#### Exercise:
In the entries below, locate the line with "Convert this screenshot", then give again that line and all lines after it, exactly, with pictures omitted.

::::

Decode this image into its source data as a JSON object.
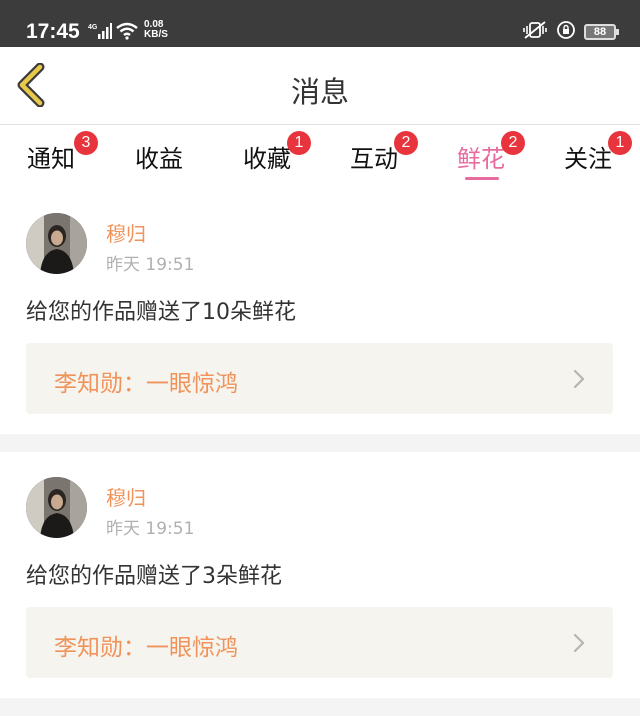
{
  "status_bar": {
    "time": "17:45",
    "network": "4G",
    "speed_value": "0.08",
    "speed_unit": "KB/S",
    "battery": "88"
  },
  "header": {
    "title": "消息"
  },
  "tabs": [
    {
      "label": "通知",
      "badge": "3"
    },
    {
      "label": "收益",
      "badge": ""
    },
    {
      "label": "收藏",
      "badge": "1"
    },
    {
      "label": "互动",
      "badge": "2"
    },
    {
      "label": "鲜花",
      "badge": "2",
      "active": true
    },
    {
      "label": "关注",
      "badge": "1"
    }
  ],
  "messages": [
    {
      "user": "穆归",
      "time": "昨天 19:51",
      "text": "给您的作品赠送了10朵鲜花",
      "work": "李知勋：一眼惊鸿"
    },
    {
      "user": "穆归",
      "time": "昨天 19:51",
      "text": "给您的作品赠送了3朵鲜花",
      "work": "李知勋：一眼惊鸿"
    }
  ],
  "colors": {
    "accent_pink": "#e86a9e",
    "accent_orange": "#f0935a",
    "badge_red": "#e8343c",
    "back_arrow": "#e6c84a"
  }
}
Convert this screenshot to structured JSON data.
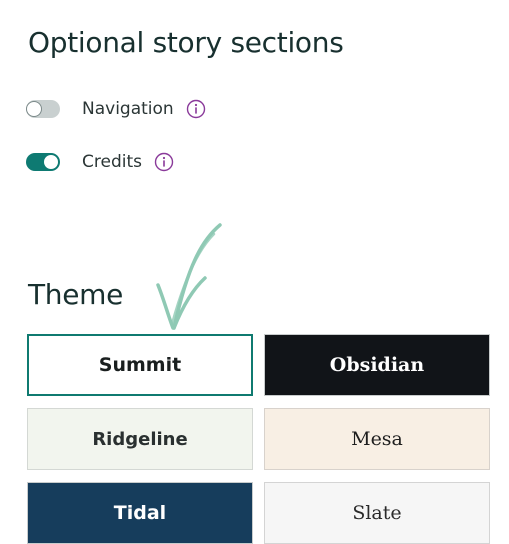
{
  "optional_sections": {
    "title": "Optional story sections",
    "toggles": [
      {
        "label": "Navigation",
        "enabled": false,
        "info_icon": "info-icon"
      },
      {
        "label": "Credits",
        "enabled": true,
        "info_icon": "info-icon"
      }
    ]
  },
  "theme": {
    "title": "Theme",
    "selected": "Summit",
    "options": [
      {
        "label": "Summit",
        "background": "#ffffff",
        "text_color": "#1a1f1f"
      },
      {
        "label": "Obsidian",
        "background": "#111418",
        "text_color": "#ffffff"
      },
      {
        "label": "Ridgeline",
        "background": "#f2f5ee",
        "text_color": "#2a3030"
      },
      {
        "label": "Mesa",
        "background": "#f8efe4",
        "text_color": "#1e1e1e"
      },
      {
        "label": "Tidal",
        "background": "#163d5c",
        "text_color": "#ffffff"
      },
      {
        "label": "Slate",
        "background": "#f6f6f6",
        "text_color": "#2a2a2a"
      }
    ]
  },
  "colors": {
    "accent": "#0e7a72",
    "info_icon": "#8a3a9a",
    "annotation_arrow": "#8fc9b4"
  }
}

::::

#### The solution:
Convert this screenshot to structured JSON data.
{
  "optional_sections": {
    "title": "Optional story sections",
    "toggles": [
      {
        "label": "Navigation",
        "enabled": false,
        "info_icon": "info-icon"
      },
      {
        "label": "Credits",
        "enabled": true,
        "info_icon": "info-icon"
      }
    ]
  },
  "theme": {
    "title": "Theme",
    "selected": "Summit",
    "options": [
      {
        "label": "Summit",
        "background": "#ffffff",
        "text_color": "#1a1f1f"
      },
      {
        "label": "Obsidian",
        "background": "#111418",
        "text_color": "#ffffff"
      },
      {
        "label": "Ridgeline",
        "background": "#f2f5ee",
        "text_color": "#2a3030"
      },
      {
        "label": "Mesa",
        "background": "#f8efe4",
        "text_color": "#1e1e1e"
      },
      {
        "label": "Tidal",
        "background": "#163d5c",
        "text_color": "#ffffff"
      },
      {
        "label": "Slate",
        "background": "#f6f6f6",
        "text_color": "#2a2a2a"
      }
    ]
  },
  "colors": {
    "accent": "#0e7a72",
    "info_icon": "#8a3a9a",
    "annotation_arrow": "#8fc9b4"
  }
}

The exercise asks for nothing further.